══ DATA RECORDS

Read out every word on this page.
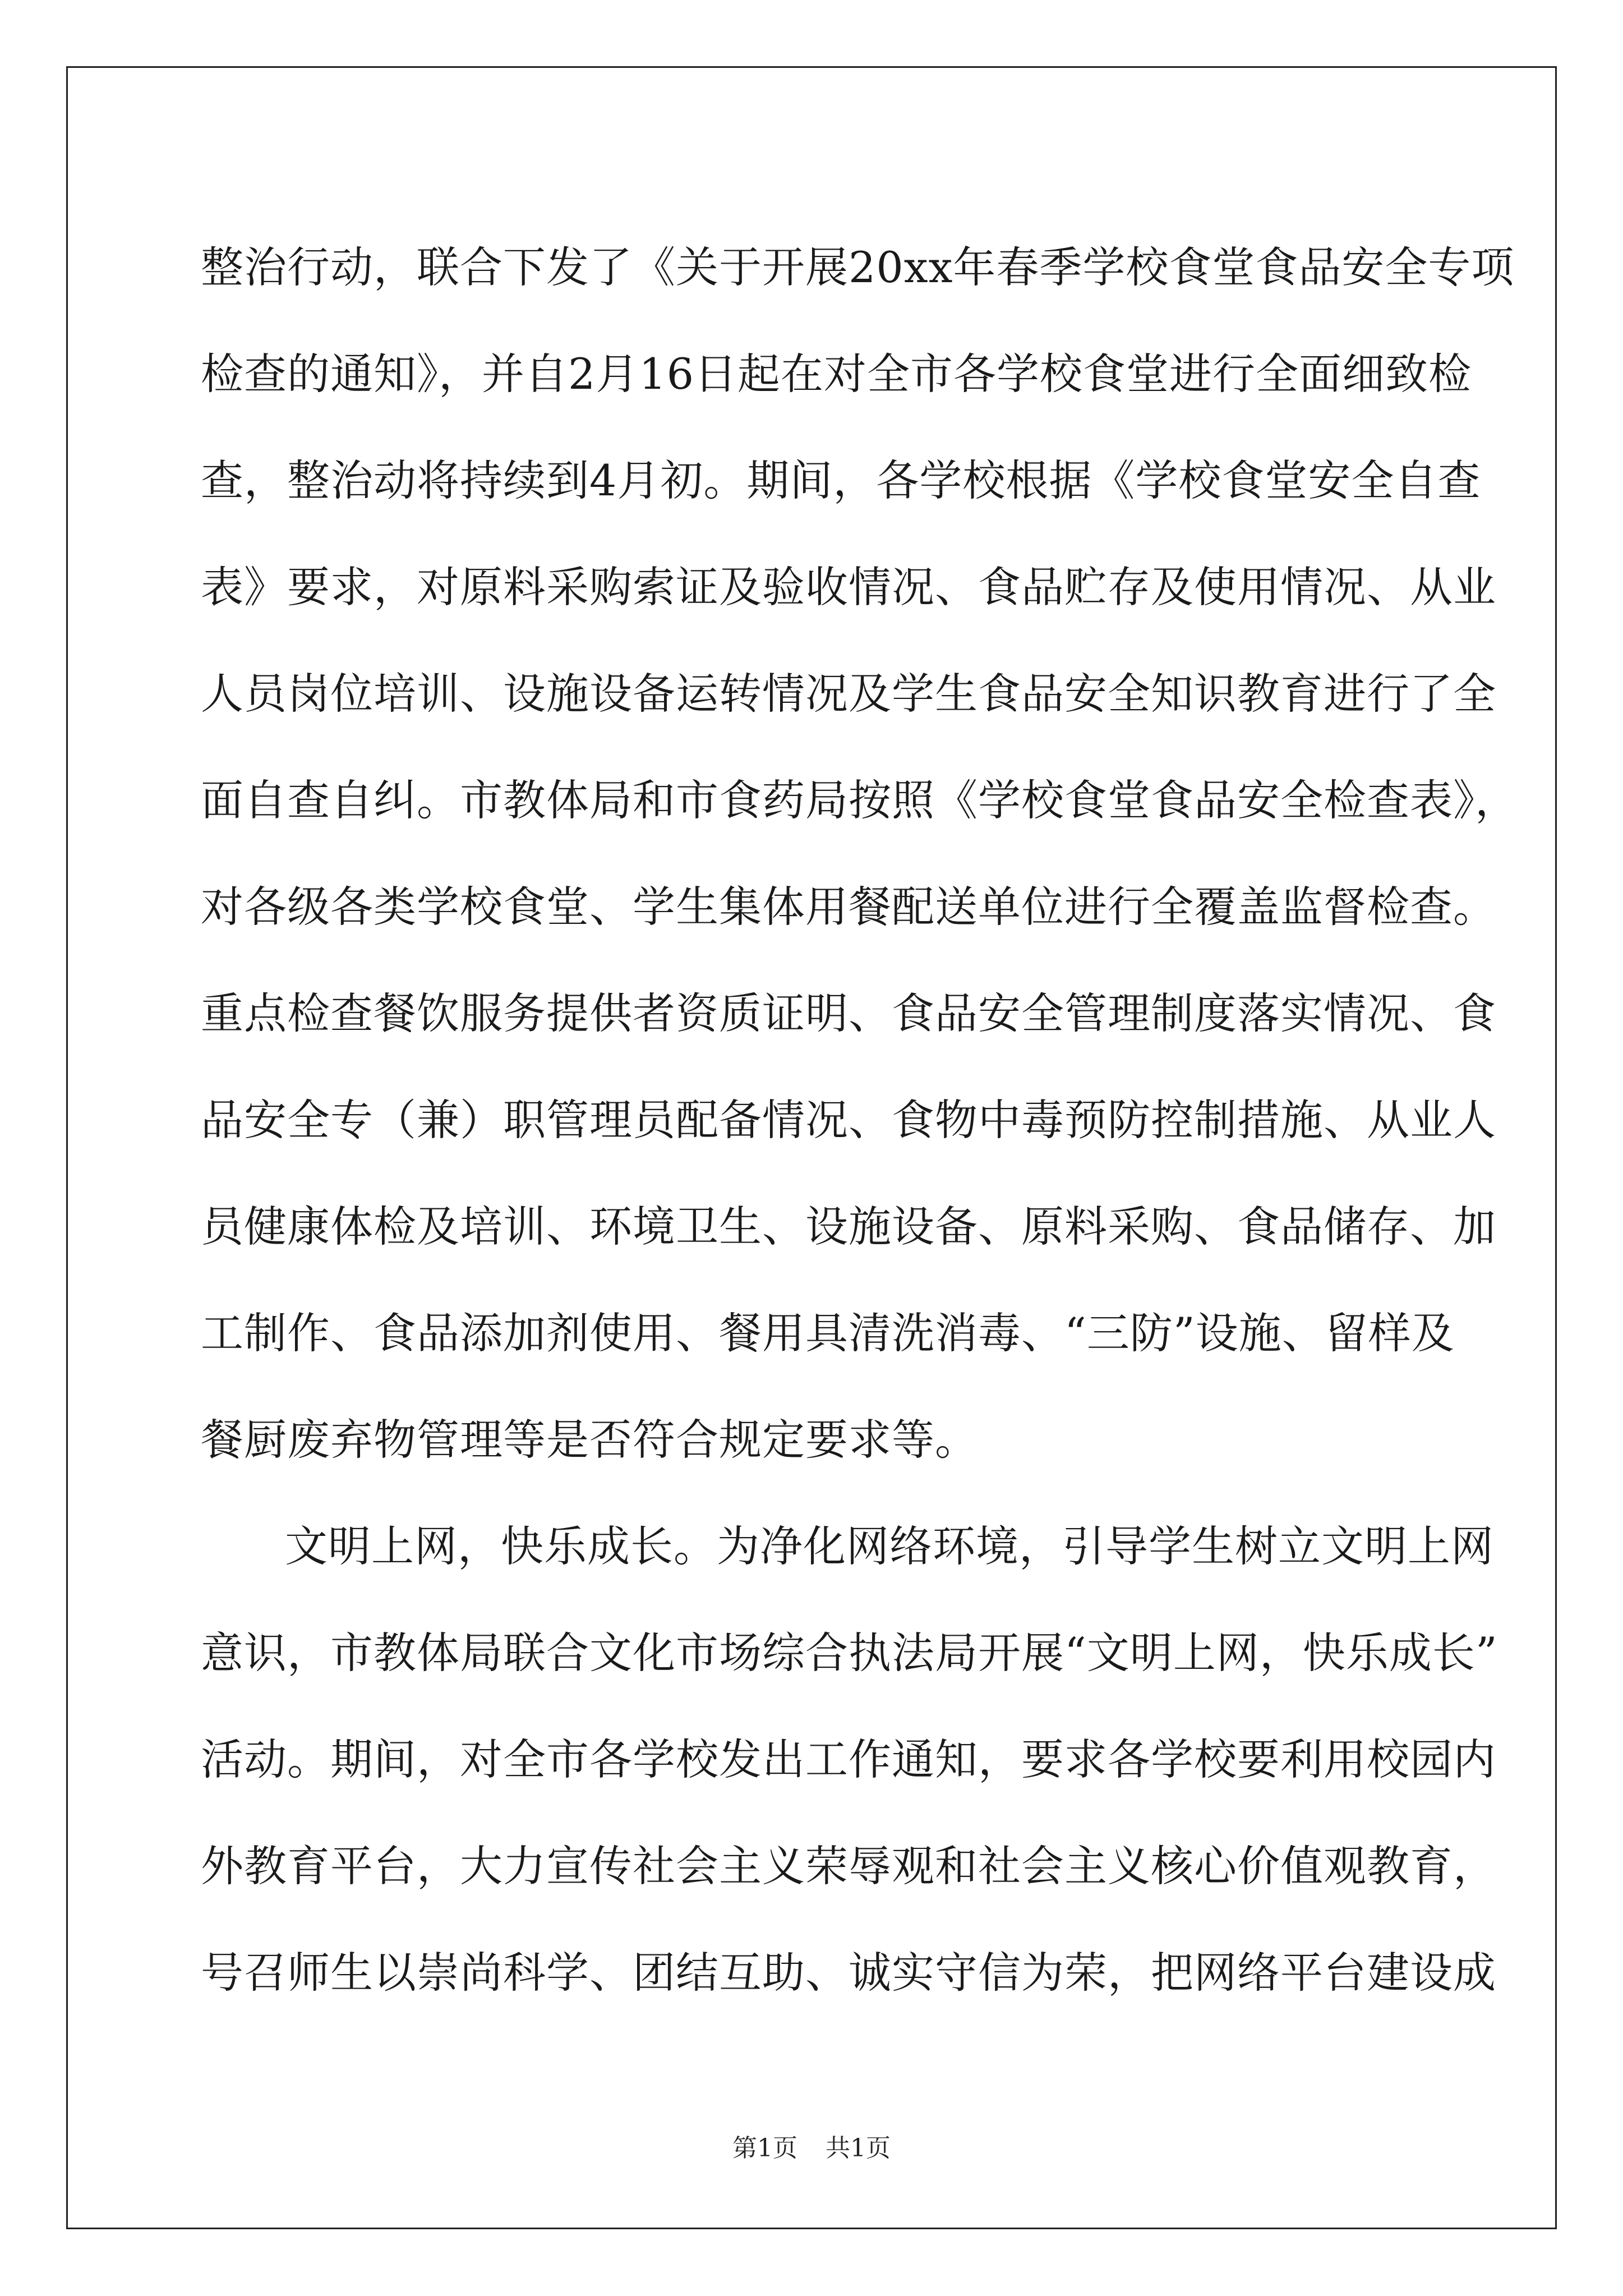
整治行动，联合下发了《关于开展20xx年春季学校食堂食品安全专项
检查的通知》，并自2月16日起在对全市各学校食堂进行全面细致检
查，整治动将持续到4月初。期间，各学校根据《学校食堂安全自查
表》要求，对原料采购索证及验收情况、食品贮存及使用情况、从业
人员岗位培训、设施设备运转情况及学生食品安全知识教育进行了全
面自查自纠。市教体局和市食药局按照《学校食堂食品安全检查表》，
对各级各类学校食堂、学生集体用餐配送单位进行全覆盖监督检查。
重点检查餐饮服务提供者资质证明、食品安全管理制度落实情况、食
品安全专（兼）职管理员配备情况、食物中毒预防控制措施、从业人
员健康体检及培训、环境卫生、设施设备、原料采购、食品储存、加
工制作、食品添加剂使用、餐用具清洗消毒、“三防”设施、留样及
餐厨废弃物管理等是否符合规定要求等。
文明上网，快乐成长。为净化网络环境，引导学生树立文明上网
意识，市教体局联合文化市场综合执法局开展“文明上网，快乐成长”
活动。期间，对全市各学校发出工作通知，要求各学校要利用校园内
外教育平台，大力宣传社会主义荣辱观和社会主义核心价值观教育，
号召师生以崇尚科学、团结互助、诚实守信为荣，把网络平台建设成
第1页 共1页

════

Within the entries above, work out how many lines contain the word "文明上网". The number alone is the answer.

EXERCISE OUTPUT: 2